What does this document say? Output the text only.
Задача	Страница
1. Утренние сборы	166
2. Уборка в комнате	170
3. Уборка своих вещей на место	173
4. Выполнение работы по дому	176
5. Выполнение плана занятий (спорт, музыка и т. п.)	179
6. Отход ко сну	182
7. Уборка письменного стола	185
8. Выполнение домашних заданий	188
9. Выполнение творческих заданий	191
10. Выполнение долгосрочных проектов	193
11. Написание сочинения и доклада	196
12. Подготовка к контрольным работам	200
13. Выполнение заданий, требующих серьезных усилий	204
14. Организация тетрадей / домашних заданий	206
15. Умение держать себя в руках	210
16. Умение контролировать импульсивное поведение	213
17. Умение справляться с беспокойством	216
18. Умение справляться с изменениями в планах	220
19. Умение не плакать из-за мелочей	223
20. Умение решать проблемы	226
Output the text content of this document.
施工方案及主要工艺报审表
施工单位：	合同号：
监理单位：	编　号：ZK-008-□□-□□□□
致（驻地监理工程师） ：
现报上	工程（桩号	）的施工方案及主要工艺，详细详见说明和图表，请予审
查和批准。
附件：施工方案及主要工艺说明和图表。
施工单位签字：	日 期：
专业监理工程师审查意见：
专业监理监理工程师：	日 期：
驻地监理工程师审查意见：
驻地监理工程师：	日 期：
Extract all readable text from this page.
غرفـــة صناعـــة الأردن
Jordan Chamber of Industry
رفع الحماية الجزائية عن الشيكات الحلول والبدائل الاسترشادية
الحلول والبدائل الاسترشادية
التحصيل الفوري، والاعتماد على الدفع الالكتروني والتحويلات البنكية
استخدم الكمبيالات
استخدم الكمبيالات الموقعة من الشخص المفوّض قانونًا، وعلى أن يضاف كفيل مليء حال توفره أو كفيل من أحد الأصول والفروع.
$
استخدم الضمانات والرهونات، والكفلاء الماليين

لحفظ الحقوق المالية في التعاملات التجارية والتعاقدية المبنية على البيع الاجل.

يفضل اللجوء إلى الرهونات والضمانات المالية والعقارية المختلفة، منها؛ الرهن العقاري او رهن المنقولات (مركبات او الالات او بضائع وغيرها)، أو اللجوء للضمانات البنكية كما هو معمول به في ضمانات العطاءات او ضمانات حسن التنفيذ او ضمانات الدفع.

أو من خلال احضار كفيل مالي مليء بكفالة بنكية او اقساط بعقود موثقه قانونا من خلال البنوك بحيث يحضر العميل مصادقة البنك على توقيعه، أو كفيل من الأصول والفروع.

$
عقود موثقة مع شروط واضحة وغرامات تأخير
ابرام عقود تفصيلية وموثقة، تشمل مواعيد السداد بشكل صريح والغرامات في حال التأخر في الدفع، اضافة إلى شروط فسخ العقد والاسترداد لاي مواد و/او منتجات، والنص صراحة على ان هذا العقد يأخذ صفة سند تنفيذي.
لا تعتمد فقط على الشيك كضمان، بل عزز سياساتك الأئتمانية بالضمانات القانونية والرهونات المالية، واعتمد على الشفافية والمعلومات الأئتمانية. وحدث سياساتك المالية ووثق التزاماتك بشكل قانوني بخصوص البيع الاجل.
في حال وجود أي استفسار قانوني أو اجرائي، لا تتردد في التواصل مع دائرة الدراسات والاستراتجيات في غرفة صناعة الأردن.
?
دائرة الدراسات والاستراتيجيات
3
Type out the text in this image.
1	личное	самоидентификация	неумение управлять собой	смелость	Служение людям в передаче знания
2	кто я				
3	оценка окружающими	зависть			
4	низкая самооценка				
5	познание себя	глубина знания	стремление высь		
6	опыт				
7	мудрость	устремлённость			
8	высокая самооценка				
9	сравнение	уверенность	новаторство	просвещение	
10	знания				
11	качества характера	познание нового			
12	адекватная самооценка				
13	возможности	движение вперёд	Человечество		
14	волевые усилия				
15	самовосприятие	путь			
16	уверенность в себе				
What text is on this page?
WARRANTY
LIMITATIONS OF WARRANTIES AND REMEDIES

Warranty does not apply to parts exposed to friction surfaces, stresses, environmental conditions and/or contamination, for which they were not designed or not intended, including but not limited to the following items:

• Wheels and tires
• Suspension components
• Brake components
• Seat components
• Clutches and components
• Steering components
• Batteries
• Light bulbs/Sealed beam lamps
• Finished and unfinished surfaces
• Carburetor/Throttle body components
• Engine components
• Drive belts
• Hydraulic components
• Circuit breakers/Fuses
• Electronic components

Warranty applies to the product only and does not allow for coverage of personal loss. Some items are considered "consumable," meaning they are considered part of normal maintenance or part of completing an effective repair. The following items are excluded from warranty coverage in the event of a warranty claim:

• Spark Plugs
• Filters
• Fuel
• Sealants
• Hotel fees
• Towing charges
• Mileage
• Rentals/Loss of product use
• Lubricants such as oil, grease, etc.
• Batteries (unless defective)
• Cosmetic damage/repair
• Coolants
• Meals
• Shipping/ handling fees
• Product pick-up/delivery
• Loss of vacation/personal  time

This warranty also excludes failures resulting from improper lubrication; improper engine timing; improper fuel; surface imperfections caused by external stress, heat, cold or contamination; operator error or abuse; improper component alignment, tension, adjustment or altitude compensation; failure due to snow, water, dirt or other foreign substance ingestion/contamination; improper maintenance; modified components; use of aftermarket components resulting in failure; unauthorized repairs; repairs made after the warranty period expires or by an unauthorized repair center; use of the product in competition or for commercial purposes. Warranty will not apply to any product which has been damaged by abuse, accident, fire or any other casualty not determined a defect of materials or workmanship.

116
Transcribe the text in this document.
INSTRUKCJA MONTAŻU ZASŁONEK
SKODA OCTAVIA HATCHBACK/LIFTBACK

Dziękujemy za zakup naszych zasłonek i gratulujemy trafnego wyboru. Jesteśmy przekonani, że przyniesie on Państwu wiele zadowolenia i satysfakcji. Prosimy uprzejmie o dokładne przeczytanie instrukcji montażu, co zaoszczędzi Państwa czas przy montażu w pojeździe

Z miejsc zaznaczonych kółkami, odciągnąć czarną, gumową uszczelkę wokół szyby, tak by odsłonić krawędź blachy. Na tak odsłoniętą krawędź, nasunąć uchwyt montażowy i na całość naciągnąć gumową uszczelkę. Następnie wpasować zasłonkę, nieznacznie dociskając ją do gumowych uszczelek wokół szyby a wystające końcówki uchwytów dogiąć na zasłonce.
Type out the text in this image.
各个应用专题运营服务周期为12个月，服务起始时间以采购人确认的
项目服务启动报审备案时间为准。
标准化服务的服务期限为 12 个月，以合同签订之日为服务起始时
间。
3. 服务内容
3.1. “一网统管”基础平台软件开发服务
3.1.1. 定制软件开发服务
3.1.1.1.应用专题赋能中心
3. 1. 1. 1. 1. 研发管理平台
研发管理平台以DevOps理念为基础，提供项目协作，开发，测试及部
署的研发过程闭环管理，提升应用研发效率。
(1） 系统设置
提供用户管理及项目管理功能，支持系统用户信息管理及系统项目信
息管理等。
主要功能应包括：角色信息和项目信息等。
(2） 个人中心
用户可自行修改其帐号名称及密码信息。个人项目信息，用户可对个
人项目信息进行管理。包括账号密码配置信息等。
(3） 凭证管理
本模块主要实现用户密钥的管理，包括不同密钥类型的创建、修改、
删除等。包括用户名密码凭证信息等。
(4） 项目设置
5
--
## Exercise goal
Go through the records above and copy every line with the word "following".

## Solution to the problem
Warranty does not apply to parts exposed to friction surfaces, stresses, environmental conditions and/or contamination, for which they were not designed or not intended, including but not limited to the following items:
Warranty applies to the product only and does not allow for coverage of personal loss. Some items are considered "consumable," meaning they are considered part of normal maintenance or part of completing an effective repair. The following items are excluded from warranty coverage in the event of a warranty claim:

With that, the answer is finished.